Saved data entries

- - -

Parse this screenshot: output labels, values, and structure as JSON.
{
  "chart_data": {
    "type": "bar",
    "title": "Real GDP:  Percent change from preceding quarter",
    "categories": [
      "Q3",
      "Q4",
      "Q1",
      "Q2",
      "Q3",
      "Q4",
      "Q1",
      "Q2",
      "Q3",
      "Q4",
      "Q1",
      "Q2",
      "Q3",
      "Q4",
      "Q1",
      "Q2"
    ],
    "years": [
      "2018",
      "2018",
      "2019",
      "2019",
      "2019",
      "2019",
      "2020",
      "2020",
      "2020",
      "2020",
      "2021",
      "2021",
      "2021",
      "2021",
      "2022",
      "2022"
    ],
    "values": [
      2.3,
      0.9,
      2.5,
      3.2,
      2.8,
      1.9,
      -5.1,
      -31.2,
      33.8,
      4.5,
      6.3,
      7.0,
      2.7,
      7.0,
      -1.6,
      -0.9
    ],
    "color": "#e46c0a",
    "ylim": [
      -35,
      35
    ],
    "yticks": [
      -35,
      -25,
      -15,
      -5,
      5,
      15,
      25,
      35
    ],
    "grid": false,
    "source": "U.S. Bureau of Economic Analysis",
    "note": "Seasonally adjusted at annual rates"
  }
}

- - -

_Given task:_ Retype the listing exactly, in full.

_Correct result:_
Parse this screenshot: output labels, values, and structure as JSON.
{
  "chart_data": {
    "type": "bar",
    "title": "Real GDP:  Percent change from preceding quarter",
    "categories": [
      "Q3",
      "Q4",
      "Q1",
      "Q2",
      "Q3",
      "Q4",
      "Q1",
      "Q2",
      "Q3",
      "Q4",
      "Q1",
      "Q2",
      "Q3",
      "Q4",
      "Q1",
      "Q2"
    ],
    "years": [
      "2018",
      "2018",
      "2019",
      "2019",
      "2019",
      "2019",
      "2020",
      "2020",
      "2020",
      "2020",
      "2021",
      "2021",
      "2021",
      "2021",
      "2022",
      "2022"
    ],
    "values": [
      2.3,
      0.9,
      2.5,
      3.2,
      2.8,
      1.9,
      -5.1,
      -31.2,
      33.8,
      4.5,
      6.3,
      7.0,
      2.7,
      7.0,
      -1.6,
      -0.9
    ],
    "color": "#e46c0a",
    "ylim": [
      -35,
      35
    ],
    "yticks": [
      -35,
      -25,
      -15,
      -5,
      5,
      15,
      25,
      35
    ],
    "grid": false,
    "source": "U.S. Bureau of Economic Analysis",
    "note": "Seasonally adjusted at annual rates"
  }
}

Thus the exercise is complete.